Stored items

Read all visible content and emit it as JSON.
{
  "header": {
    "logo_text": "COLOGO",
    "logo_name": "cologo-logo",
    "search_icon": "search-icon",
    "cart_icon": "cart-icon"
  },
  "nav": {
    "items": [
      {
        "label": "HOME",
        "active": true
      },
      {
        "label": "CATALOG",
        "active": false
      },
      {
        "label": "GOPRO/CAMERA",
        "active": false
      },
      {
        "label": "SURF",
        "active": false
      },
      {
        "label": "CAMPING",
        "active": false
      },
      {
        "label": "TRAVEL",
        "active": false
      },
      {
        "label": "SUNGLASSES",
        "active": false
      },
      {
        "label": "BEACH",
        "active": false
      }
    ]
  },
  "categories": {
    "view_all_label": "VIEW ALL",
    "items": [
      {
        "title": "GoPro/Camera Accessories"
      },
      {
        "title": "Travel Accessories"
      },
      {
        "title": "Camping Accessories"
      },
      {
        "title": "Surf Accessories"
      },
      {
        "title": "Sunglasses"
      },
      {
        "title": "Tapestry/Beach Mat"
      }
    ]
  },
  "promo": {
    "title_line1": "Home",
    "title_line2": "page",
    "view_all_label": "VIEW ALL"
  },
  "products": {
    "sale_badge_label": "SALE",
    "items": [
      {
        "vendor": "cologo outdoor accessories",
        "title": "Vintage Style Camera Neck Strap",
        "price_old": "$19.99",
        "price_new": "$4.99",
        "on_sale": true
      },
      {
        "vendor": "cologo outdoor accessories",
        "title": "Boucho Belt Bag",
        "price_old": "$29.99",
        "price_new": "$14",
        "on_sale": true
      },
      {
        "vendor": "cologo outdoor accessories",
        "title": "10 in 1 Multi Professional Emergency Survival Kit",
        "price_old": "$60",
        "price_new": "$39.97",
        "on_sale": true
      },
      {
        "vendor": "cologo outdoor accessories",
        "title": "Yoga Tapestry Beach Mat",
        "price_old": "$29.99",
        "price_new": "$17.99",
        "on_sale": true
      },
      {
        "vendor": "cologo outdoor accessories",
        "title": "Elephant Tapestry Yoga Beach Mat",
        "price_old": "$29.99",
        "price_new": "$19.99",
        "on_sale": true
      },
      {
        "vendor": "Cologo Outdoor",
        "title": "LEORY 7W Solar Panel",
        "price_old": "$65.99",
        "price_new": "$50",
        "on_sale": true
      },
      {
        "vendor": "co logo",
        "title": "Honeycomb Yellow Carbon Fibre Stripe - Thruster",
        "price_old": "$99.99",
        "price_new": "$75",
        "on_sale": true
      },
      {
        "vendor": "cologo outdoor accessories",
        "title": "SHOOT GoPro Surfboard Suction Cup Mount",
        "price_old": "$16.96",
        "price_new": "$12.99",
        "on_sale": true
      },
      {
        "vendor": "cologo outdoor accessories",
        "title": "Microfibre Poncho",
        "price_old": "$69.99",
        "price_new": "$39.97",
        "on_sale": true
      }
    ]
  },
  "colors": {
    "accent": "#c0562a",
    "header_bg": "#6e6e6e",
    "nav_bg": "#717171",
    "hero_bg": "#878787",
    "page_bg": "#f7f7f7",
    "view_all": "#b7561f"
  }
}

▸ What is being asked:
Repeat the records exactly, including every line.

▸ The output:
Read all visible content and emit it as JSON.
{
  "header": {
    "logo_text": "COLOGO",
    "logo_name": "cologo-logo",
    "search_icon": "search-icon",
    "cart_icon": "cart-icon"
  },
  "nav": {
    "items": [
      {
        "label": "HOME",
        "active": true
      },
      {
        "label": "CATALOG",
        "active": false
      },
      {
        "label": "GOPRO/CAMERA",
        "active": false
      },
      {
        "label": "SURF",
        "active": false
      },
      {
        "label": "CAMPING",
        "active": false
      },
      {
        "label": "TRAVEL",
        "active": false
      },
      {
        "label": "SUNGLASSES",
        "active": false
      },
      {
        "label": "BEACH",
        "active": false
      }
    ]
  },
  "categories": {
    "view_all_label": "VIEW ALL",
    "items": [
      {
        "title": "GoPro/Camera Accessories"
      },
      {
        "title": "Travel Accessories"
      },
      {
        "title": "Camping Accessories"
      },
      {
        "title": "Surf Accessories"
      },
      {
        "title": "Sunglasses"
      },
      {
        "title": "Tapestry/Beach Mat"
      }
    ]
  },
  "promo": {
    "title_line1": "Home",
    "title_line2": "page",
    "view_all_label": "VIEW ALL"
  },
  "products": {
    "sale_badge_label": "SALE",
    "items": [
      {
        "vendor": "cologo outdoor accessories",
        "title": "Vintage Style Camera Neck Strap",
        "price_old": "$19.99",
        "price_new": "$4.99",
        "on_sale": true
      },
      {
        "vendor": "cologo outdoor accessories",
        "title": "Boucho Belt Bag",
        "price_old": "$29.99",
        "price_new": "$14",
        "on_sale": true
      },
      {
        "vendor": "cologo outdoor accessories",
        "title": "10 in 1 Multi Professional Emergency Survival Kit",
        "price_old": "$60",
        "price_new": "$39.97",
        "on_sale": true
      },
      {
        "vendor": "cologo outdoor accessories",
        "title": "Yoga Tapestry Beach Mat",
        "price_old": "$29.99",
        "price_new": "$17.99",
        "on_sale": true
      },
      {
        "vendor": "cologo outdoor accessories",
        "title": "Elephant Tapestry Yoga Beach Mat",
        "price_old": "$29.99",
        "price_new": "$19.99",
        "on_sale": true
      },
      {
        "vendor": "Cologo Outdoor",
        "title": "LEORY 7W Solar Panel",
        "price_old": "$65.99",
        "price_new": "$50",
        "on_sale": true
      },
      {
        "vendor": "co logo",
        "title": "Honeycomb Yellow Carbon Fibre Stripe - Thruster",
        "price_old": "$99.99",
        "price_new": "$75",
        "on_sale": true
      },
      {
        "vendor": "cologo outdoor accessories",
        "title": "SHOOT GoPro Surfboard Suction Cup Mount",
        "price_old": "$16.96",
        "price_new": "$12.99",
        "on_sale": true
      },
      {
        "vendor": "cologo outdoor accessories",
        "title": "Microfibre Poncho",
        "price_old": "$69.99",
        "price_new": "$39.97",
        "on_sale": true
      }
    ]
  },
  "colors": {
    "accent": "#c0562a",
    "header_bg": "#6e6e6e",
    "nav_bg": "#717171",
    "hero_bg": "#878787",
    "page_bg": "#f7f7f7",
    "view_all": "#b7561f"
  }
}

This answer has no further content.